Work item:
Extend the TaskManager API reference below, starting right after the runRetention(policy) entry.

Selected passage:
⟨

Configuration Priority (highest to lowest):

  1. Task Instance Options
  2. Task Type (Handler) Options
  3. Global TaskManager Options

Task Creation

Tasks can be created in two modes: async (one-time) tasks and cron (scheduled) tasks. Each task can be configured with specific execution parameters.

/**
 * Create an async task
 * @param {string} taskName Task type
 * @param {Object} payload Task data
 * @param {Object} options Task options
 * @param {number} [options.delay] Delay in seconds
 * @param {number} [options.priority] Priority level
 * @param {number} [options.timeout] Timeout in seconds
 * @param {number} [options.max_retries] Max retry attempts
 * @param {number} [options.retry_interval] Retry interval in seconds
 * @param {string} [options.tag] Task tag for categorization
 */
async(taskName, payload, options)

/**
 * Create a cron task
 * @param {string} taskName Task type
 * @param {string} cronExpr Cron expression
 * @param {Object} payload Task data
 * @param {Object} options Same as async task options
 */
cron(taskName, cronExpr, payload, options)

Task Control

Task control methods provide ways to manage the TaskManager instance and individual task execution.

/**
 * Start the TaskManager and begin processing tasks
 * Initializes task polling and monitoring
 * @throws {Error} If TaskManager is already stopped
 */
start()

/**
 * Stop the TaskManager and cleanup resources
 * Waits for running tasks to complete and closes database connections
 */
stop()

/**
 * Pause task processing without stopping the TaskManager
 * Tasks in progress will complete, but new tasks won't be started
 */
pause()

/**
 * Resume task processing after a pause
 */
resume()

/**
 * Resume a specific paused task by ID
 * @param {string} taskId Task ID
 */
resumeTask(taskId)

/**
 * Pause a specific running task by ID
 * @param {string} taskId Task ID
 */
pauseTask(taskId)

/**
 * Run retention cleanup for expired terminal tasks and their audit records
 * @param {Object} [policy] Optional retention policy override
 */
runRetention(policy)

⟩

Extracted entries:
⟨

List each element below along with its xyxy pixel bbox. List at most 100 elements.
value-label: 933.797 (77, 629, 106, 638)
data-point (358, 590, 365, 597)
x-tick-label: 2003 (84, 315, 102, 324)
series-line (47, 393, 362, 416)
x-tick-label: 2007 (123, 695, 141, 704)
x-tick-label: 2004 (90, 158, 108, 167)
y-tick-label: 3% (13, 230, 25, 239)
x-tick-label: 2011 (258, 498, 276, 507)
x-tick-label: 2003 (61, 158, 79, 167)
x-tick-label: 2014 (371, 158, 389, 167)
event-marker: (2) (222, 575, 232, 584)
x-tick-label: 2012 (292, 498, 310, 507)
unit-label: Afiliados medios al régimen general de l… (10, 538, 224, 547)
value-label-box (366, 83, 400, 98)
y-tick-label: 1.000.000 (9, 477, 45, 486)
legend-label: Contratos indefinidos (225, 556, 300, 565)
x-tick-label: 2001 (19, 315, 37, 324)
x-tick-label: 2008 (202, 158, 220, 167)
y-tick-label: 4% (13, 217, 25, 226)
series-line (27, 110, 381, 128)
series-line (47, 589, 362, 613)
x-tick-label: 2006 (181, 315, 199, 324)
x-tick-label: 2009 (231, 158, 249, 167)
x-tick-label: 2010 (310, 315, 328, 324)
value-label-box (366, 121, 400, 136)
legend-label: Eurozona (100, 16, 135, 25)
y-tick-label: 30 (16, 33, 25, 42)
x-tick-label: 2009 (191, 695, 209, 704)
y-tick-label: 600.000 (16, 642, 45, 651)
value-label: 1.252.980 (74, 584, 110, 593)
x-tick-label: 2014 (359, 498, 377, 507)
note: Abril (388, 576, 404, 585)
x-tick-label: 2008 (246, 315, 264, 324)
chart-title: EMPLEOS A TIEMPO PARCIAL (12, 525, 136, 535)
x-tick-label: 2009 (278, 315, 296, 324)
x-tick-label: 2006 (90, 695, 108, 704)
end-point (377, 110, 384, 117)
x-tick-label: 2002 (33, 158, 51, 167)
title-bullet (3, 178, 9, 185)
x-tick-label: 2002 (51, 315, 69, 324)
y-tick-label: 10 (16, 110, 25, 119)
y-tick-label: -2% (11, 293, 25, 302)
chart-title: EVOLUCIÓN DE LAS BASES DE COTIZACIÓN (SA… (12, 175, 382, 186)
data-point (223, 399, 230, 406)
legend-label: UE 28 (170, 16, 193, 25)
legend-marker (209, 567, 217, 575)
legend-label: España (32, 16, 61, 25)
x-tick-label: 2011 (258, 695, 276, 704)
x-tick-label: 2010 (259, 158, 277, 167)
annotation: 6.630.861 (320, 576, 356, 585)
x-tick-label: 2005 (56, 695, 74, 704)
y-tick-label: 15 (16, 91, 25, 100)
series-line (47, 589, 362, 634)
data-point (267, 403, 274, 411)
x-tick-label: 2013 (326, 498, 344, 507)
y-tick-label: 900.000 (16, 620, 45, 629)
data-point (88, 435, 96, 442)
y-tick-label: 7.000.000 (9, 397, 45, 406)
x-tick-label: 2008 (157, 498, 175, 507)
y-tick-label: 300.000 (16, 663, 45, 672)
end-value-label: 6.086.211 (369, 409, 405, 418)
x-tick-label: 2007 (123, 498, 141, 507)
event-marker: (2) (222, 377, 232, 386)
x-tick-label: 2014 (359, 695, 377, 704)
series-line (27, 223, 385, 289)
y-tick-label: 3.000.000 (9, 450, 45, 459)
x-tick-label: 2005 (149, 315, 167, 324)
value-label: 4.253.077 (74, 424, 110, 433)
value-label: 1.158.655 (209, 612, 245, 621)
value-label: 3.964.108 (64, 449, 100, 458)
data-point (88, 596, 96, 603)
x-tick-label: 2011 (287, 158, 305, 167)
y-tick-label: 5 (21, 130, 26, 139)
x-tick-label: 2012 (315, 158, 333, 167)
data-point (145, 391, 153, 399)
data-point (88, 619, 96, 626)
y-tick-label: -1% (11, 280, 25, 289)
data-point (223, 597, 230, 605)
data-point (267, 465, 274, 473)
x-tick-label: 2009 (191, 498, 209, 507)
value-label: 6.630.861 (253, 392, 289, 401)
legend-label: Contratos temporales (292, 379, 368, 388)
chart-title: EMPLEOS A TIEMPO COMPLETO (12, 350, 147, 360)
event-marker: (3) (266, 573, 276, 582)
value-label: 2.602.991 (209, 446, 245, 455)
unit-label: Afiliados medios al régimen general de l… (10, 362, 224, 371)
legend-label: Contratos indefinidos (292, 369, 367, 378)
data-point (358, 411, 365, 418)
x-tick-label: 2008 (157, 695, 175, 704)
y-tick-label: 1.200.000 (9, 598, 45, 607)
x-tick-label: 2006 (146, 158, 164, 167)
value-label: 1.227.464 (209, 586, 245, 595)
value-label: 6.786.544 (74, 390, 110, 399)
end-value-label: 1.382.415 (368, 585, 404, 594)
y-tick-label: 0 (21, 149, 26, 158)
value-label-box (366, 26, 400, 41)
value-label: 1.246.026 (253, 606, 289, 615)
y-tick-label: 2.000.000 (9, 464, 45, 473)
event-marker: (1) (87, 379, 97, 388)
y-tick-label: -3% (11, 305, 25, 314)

⟩

Output below:
expire_time remains supported as a backward-compatible shortcut. Prefer retention when you need explicit control over retention statuses or want to make the cleanup policy obvious in configuration.

Task Query

Query methods allow you to retrieve task information and monitor task status across the system.

// Get tasks with multiple filter conditions
getTasks(filters)

// Get a specific task
getTask(taskId)

// Get tasks by name
getTasksByName(name)

// Get tasks by status
getTasksByStatus(status)

// Get child tasks
getChildTasks(parentId)

// Get tasks by tag
getTasksByTag(tag)

// Get task statistics by tag
getTaskStatsByTag(tag, status)

// Delete tasks with multiple filter conditions
deleteTasks(filters)

getTasks() remains the lightweight snapshot query API. When you need pagination metadata or workflow-scoped task views, use queryTasks() from the audit query section.

getTasks

The getTasks method provides flexible task querying with multiple filter conditions:

/**
 * Get tasks with multiple filter conditions
 * @param {Object} filters Filter conditions
 * @param {string} [filters.tag] Filter by tag
 * @param {string} [filters.status] Filter by status ("pending", "running", "completed", etc)
 * @param {string} [filters.name] Filter by task name
 * @returns {Array<Object>} Array of matching tasks
 */
getTasks(filters)

Examples:

// Get tasks with a specific tag
const taggedTasks = taskManager.getTasks({ tag: "image-processing" });

// Get pending tasks for a specific task type
const pendingImageTasks = taskManager.getTasks({ 
    name: "processImage",
    status: "pending"
});

// Complex filtering with multiple conditions
const tasks = taskManager.getTasks({
    tag: "batch-1",
    status: "running",
    name: "videoProcess"
});

// Get all tasks (empty filter)
const allTasks = taskManager.getTasks({});

Filter Priority:

  • Multiple filters are combined with AND logic
  • If a filter is not provided, that condition is not applied
  • Empty filters object returns all tasks
  • Invalid filter values will throw an error for status, but be ignored for tag and name

Status Values:

  • pending: Task waiting to be executed
  • running: Task currently being executed
  • completed: Task finished successfully
  • failed: Task execution failed
  • timeout: Task exceeded timeout duration
  • permanently_failed: Failed task that exceeded retry attempts
  • paused: Task manually paused
  • suspended: Parent task waiting for children

Audit Query

Execution audit APIs expose persisted events, attempts, and structured task/workflow audit views.

For a detailed event catalog and semantics matrix, see Execution Audit Events. For retention scope and current cleanup semantics, see Audit Retention Policy.

// Query task events with pagination metadata
queryTaskEvents(taskId, {
    event_type,
    event_types,
    worker_id,
    attempt,
    stage,
    started_after,
    started_before,
    limit,
    offset,
    order
})

// Query workflow events with the same filters
queryWorkflowEvents(rootId, filters)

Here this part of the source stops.